Exercise material:

□ □ □ □ □

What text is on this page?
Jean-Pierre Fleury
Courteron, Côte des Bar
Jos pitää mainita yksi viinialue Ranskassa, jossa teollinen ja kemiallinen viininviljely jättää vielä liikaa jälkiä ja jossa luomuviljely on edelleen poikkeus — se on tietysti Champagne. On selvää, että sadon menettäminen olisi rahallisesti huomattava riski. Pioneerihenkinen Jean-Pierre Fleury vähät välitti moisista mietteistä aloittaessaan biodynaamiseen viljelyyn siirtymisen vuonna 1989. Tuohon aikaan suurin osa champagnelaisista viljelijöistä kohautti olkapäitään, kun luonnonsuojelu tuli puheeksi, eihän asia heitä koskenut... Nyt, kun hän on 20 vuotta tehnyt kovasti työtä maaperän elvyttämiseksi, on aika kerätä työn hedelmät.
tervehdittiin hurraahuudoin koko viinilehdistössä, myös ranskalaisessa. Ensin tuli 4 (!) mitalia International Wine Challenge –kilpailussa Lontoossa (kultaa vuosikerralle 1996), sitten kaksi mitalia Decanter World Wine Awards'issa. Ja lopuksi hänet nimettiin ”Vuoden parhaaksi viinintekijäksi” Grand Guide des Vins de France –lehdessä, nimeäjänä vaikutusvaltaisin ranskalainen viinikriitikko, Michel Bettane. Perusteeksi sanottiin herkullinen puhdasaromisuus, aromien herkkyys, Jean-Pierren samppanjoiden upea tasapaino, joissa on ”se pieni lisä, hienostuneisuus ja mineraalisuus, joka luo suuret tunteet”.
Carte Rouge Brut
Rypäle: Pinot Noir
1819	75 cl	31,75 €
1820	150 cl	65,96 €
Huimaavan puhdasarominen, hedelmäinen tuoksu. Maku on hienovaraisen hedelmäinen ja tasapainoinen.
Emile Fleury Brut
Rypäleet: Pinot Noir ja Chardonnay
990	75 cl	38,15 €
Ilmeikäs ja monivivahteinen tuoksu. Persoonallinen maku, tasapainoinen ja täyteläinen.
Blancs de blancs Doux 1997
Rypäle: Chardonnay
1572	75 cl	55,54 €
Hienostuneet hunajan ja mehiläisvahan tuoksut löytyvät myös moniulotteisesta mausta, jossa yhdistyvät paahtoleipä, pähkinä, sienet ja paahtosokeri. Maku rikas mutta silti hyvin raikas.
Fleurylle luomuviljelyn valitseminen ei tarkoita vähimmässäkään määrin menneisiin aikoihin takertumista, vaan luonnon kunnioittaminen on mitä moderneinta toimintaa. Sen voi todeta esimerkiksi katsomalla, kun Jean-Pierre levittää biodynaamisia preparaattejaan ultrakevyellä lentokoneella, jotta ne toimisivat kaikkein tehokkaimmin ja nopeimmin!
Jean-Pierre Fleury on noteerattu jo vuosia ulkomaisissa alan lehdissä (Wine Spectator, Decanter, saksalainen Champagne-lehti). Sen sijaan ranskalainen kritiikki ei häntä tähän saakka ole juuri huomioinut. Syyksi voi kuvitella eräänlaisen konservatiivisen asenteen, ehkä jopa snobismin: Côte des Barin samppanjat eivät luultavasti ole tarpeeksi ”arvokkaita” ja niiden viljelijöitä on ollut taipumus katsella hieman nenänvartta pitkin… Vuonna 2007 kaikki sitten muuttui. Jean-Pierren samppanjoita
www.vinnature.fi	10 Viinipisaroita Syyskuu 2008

□ □ □ □ □

What needs to be done: Find the lines above that include the string "Pinot" and copy them.

Answer for this exercise:
Rypäle: Pinot Noir
Rypäleet: Pinot Noir ja Chardonnay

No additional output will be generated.